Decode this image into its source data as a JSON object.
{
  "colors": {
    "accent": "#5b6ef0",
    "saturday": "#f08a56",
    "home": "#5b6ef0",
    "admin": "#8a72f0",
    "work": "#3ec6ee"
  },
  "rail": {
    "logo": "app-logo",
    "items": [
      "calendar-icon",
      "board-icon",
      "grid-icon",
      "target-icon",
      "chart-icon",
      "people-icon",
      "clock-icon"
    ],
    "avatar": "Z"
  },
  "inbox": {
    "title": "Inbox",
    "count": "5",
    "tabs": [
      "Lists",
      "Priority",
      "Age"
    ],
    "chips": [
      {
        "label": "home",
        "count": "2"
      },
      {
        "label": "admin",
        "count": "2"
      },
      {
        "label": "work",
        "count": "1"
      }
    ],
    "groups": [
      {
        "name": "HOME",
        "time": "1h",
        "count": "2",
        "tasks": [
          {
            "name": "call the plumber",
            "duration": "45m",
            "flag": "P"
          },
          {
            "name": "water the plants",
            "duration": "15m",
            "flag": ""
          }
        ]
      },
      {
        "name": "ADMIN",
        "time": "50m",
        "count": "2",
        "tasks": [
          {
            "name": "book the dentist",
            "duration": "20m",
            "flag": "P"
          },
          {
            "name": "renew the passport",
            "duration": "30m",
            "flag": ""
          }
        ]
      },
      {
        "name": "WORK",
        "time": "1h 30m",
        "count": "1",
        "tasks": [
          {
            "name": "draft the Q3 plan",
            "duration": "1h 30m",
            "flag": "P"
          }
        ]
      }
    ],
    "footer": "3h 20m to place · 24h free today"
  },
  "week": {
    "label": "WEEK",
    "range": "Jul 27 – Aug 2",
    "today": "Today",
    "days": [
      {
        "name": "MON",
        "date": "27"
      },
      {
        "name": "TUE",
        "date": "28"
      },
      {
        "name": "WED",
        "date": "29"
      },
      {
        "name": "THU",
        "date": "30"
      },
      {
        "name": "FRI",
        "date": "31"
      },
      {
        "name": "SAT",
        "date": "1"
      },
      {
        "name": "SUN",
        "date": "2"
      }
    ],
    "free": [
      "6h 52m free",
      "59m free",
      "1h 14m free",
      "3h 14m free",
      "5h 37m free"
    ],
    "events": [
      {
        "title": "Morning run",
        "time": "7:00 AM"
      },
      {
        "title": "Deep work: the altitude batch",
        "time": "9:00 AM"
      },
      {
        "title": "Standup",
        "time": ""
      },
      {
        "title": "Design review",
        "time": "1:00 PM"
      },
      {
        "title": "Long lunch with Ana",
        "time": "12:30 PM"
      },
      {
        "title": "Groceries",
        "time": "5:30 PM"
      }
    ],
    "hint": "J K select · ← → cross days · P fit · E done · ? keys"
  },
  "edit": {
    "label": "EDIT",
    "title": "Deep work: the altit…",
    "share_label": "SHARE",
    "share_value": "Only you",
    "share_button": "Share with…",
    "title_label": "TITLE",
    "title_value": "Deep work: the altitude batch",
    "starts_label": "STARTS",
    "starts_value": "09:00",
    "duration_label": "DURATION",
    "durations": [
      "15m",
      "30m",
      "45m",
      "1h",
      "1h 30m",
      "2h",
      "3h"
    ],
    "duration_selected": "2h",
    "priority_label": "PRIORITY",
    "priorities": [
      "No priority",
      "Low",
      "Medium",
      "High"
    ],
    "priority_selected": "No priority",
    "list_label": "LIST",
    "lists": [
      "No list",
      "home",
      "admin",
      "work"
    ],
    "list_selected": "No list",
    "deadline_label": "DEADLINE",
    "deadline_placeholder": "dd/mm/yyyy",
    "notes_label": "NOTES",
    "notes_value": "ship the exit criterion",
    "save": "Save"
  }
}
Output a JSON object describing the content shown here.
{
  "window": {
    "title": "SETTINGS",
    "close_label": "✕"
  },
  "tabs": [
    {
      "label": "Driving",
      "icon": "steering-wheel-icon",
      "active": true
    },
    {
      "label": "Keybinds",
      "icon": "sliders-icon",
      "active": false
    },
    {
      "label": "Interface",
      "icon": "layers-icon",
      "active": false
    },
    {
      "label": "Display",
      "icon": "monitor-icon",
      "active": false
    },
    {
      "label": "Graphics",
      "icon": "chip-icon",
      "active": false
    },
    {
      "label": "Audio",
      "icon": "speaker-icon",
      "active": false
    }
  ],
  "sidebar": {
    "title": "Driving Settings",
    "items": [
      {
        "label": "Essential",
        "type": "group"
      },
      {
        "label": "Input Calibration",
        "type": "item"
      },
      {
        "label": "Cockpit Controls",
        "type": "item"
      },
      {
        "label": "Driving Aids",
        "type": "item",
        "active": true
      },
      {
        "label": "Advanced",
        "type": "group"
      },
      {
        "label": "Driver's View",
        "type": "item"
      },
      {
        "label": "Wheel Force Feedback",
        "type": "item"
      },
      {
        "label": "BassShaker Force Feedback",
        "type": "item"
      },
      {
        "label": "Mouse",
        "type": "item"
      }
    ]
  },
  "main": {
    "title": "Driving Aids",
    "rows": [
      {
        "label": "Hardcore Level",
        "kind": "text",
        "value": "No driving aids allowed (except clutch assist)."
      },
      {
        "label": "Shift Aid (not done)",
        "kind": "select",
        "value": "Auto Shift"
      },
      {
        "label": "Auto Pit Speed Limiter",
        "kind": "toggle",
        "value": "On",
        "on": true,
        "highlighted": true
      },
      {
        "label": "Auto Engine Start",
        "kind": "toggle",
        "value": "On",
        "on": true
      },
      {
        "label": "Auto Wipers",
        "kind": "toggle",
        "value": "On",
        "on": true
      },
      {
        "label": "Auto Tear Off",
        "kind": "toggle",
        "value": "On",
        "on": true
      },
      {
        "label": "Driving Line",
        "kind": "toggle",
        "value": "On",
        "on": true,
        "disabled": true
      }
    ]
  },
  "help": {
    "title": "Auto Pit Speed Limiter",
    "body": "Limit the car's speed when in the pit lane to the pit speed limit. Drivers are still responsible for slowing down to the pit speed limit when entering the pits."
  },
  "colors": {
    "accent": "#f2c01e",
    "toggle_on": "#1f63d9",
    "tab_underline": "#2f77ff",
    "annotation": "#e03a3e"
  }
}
------------
* _REQUIRED TASK_: Take every line from the records above that has the word "JSON" and copy it.

* _OUTPUT OF THE EXERCISE_:
Decode this image into its source data as a JSON object.
Output a JSON object describing the content shown here.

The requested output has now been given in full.